What to work on :: Show every line where "curriculum" occurs.

══ Entries ══

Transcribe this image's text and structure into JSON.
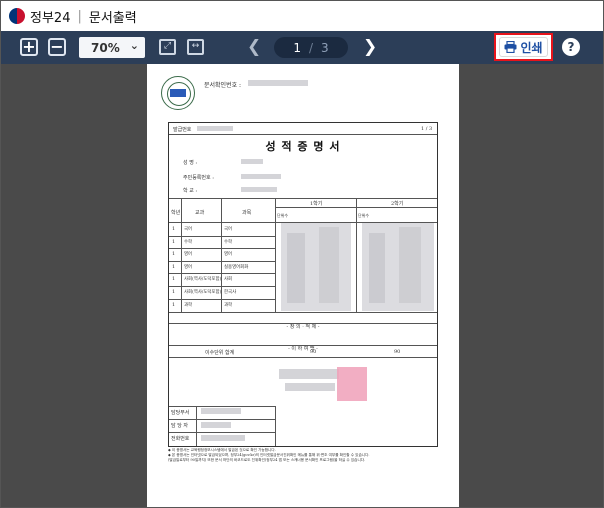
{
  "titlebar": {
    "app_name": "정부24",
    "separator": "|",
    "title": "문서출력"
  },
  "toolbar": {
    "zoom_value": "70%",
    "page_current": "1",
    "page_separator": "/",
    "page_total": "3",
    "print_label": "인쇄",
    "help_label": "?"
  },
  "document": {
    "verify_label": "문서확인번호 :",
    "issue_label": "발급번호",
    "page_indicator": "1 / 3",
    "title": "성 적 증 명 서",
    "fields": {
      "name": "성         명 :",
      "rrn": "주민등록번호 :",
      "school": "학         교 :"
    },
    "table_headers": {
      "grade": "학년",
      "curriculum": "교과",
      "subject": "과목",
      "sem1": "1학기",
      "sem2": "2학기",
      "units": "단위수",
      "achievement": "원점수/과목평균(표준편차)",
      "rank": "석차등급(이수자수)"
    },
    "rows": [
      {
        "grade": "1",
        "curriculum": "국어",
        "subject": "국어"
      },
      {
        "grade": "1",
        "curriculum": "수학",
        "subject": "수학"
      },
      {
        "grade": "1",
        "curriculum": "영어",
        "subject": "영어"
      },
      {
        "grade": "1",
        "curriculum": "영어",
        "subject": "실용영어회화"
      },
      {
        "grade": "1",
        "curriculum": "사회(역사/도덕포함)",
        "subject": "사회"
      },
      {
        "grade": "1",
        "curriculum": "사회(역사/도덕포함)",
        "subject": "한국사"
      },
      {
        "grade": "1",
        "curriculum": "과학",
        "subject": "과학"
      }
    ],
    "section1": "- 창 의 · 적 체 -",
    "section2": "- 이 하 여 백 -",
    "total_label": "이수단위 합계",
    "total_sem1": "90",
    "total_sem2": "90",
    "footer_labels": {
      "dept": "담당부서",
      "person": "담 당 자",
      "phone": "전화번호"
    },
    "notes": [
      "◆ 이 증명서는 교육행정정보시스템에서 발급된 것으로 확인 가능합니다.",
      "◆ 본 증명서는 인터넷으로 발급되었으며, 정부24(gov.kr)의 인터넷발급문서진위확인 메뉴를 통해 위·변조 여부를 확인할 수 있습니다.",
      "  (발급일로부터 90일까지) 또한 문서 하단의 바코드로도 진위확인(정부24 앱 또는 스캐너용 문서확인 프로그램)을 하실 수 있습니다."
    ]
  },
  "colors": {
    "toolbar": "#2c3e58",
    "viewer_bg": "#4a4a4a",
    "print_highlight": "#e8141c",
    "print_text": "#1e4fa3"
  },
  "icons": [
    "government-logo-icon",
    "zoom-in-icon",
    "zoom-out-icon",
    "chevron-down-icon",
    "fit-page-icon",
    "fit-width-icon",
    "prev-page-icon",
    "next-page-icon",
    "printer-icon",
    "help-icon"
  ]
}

═══
══ Entries ══

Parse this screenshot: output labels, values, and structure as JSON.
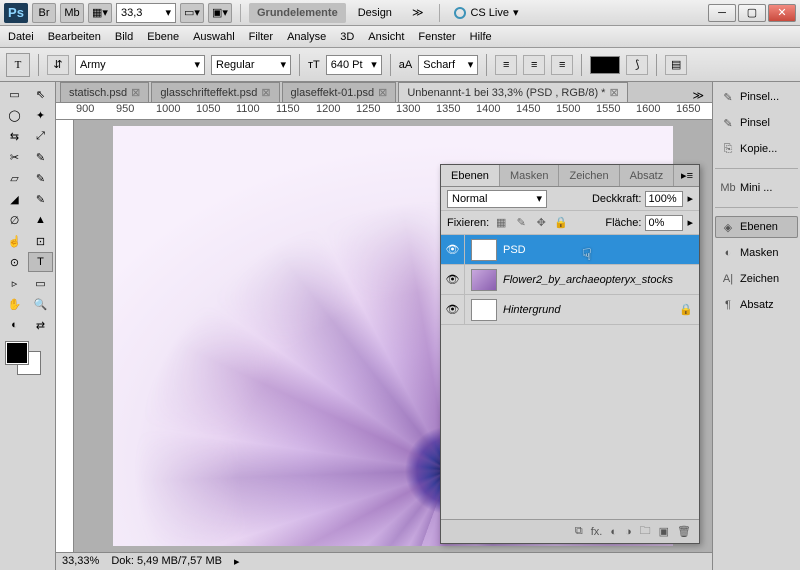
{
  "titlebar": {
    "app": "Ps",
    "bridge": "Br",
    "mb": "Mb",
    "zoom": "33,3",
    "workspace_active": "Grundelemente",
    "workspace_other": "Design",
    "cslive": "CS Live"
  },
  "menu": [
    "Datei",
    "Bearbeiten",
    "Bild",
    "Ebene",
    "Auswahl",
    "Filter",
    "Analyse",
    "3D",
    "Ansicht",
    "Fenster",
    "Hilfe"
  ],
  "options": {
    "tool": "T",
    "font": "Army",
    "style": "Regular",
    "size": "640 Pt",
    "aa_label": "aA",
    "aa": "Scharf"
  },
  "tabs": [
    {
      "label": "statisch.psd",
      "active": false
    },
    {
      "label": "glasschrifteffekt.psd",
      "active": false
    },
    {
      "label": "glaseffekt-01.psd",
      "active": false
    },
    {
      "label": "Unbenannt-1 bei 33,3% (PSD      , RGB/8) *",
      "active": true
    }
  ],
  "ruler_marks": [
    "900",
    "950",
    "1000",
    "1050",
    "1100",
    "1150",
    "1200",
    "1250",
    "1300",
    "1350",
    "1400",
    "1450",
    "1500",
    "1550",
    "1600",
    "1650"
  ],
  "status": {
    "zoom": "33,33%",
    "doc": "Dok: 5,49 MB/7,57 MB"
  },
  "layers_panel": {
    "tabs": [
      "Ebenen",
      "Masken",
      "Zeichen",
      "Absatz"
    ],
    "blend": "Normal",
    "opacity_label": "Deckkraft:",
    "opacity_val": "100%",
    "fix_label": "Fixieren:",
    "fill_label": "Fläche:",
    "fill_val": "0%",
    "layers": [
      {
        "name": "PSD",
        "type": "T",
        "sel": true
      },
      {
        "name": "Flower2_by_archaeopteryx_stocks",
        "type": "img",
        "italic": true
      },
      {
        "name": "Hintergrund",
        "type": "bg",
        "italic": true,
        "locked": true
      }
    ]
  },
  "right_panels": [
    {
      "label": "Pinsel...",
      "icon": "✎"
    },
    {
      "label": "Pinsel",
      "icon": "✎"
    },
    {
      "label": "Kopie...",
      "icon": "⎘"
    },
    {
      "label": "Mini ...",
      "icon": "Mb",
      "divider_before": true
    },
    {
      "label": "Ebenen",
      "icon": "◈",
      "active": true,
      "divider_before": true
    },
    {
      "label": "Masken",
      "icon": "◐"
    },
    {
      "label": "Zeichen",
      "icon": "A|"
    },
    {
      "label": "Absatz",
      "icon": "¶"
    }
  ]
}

═══

Task solution ::
      "curriculum": "교과",
        "curriculum": "국어",
        "curriculum": "수학",
        "curriculum": "영어",
        "curriculum": "영어",
        "curriculum": "사회(역사/도덕포함)",
        "curriculum": "사회(역사/도덕포함)",
        "curriculum": "과학",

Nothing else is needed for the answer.